**Problem to work on:** For each line below that contains the string "长沙县黄兴镇黄兴小学", copy that line.
---- Supplied material
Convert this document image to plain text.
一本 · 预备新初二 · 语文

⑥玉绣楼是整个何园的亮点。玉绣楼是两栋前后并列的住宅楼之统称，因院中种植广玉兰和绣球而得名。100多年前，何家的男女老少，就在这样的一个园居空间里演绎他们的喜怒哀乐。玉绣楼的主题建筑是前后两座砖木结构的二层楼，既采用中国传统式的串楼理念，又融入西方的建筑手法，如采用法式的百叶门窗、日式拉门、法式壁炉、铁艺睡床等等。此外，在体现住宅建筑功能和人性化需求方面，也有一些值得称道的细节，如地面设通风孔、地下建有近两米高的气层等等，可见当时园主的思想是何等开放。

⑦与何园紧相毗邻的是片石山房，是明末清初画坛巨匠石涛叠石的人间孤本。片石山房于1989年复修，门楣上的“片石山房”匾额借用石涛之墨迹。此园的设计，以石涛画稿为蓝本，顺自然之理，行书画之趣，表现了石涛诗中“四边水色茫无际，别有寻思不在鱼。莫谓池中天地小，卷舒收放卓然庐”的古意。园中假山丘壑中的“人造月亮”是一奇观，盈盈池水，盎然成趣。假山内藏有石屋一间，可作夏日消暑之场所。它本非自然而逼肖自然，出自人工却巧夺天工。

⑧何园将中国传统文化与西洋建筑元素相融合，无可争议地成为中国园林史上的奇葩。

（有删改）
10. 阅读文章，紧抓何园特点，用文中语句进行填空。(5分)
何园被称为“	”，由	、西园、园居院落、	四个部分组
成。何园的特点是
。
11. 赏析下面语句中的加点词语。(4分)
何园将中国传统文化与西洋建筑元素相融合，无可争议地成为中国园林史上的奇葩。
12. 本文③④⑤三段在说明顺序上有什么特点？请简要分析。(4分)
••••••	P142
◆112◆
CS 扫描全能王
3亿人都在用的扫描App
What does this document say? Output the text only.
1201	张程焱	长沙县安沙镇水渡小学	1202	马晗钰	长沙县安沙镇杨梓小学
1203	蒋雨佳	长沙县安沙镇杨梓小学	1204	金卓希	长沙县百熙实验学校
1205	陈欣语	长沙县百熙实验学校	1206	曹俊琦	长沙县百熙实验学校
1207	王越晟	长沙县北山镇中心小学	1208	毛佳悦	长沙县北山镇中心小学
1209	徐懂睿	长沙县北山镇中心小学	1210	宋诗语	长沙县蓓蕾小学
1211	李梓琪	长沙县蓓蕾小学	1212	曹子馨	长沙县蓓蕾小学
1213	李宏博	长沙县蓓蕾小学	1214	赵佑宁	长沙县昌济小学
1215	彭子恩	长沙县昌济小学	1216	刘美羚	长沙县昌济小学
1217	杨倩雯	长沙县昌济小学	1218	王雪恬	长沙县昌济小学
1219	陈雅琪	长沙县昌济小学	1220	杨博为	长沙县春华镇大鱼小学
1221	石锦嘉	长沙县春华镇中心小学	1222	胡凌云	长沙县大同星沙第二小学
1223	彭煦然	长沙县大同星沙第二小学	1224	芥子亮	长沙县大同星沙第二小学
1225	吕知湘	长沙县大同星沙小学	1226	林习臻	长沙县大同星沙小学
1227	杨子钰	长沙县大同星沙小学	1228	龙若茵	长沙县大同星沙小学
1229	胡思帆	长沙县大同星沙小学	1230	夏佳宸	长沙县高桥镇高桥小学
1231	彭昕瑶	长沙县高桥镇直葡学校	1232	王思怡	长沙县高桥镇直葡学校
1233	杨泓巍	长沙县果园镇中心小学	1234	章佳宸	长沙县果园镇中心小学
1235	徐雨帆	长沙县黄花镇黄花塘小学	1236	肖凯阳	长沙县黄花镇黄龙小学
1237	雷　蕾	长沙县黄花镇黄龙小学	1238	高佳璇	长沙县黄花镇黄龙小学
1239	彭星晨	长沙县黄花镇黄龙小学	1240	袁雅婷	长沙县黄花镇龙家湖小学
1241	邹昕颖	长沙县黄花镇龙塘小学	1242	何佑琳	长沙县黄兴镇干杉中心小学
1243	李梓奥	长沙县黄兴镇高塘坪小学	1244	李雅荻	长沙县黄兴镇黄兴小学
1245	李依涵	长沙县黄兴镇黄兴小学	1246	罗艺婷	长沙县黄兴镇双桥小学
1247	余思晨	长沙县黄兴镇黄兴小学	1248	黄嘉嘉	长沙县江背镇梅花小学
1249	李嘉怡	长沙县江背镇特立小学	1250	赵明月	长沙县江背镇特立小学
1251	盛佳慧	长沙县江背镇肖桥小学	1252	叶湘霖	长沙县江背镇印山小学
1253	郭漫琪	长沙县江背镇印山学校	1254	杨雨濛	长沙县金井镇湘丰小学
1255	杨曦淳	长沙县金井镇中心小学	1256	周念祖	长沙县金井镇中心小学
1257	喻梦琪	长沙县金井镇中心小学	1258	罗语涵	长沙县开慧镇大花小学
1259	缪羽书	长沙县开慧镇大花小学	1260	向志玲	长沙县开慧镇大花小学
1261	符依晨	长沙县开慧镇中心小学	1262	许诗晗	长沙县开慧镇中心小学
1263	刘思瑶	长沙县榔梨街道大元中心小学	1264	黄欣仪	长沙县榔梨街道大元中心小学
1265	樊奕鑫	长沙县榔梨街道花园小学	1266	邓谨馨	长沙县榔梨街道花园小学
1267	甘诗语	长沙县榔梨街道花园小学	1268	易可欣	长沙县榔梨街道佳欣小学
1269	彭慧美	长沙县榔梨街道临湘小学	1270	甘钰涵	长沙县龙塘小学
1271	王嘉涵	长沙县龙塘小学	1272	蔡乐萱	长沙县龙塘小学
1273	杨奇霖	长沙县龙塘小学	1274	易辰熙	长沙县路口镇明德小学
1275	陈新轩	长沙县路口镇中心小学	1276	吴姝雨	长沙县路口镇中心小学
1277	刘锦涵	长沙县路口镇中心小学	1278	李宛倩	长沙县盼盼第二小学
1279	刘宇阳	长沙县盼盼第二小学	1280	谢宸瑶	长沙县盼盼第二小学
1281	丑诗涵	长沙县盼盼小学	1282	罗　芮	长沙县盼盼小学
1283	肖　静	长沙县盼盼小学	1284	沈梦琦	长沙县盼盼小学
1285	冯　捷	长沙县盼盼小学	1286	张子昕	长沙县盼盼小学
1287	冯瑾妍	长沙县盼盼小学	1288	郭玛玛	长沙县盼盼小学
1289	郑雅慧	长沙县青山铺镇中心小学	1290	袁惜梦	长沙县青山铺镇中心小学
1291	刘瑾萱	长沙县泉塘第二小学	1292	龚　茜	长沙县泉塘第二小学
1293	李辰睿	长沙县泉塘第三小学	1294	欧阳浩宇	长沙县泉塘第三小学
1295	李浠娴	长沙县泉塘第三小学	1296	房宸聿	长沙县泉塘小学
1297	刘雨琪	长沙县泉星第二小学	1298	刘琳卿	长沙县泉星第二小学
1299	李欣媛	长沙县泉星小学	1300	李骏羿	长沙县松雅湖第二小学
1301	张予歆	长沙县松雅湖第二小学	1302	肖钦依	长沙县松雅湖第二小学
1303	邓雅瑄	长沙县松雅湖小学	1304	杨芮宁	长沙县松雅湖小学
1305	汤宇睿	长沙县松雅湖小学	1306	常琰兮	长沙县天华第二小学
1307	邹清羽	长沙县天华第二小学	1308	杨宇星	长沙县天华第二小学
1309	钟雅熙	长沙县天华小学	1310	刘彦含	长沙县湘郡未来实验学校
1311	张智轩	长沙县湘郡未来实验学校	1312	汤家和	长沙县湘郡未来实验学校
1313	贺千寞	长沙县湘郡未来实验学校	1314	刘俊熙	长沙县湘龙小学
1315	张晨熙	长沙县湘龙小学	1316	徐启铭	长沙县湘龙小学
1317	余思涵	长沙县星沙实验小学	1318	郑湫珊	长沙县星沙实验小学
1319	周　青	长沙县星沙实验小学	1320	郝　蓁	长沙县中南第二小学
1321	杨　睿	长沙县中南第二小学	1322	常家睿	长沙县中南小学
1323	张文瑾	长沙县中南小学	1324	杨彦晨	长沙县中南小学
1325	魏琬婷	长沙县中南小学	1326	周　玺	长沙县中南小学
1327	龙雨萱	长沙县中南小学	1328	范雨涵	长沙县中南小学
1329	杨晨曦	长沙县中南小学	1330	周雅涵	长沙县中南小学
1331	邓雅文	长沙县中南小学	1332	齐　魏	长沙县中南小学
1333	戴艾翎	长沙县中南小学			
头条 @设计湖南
--------
**Reply to the exercise:**
1243	李梓奥	长沙县黄兴镇高塘坪小学	1244	李雅荻	长沙县黄兴镇黄兴小学
1245	李依涵	长沙县黄兴镇黄兴小学	1246	罗艺婷	长沙县黄兴镇双桥小学
1247	余思晨	长沙县黄兴镇黄兴小学	1248	黄嘉嘉	长沙县江背镇梅花小学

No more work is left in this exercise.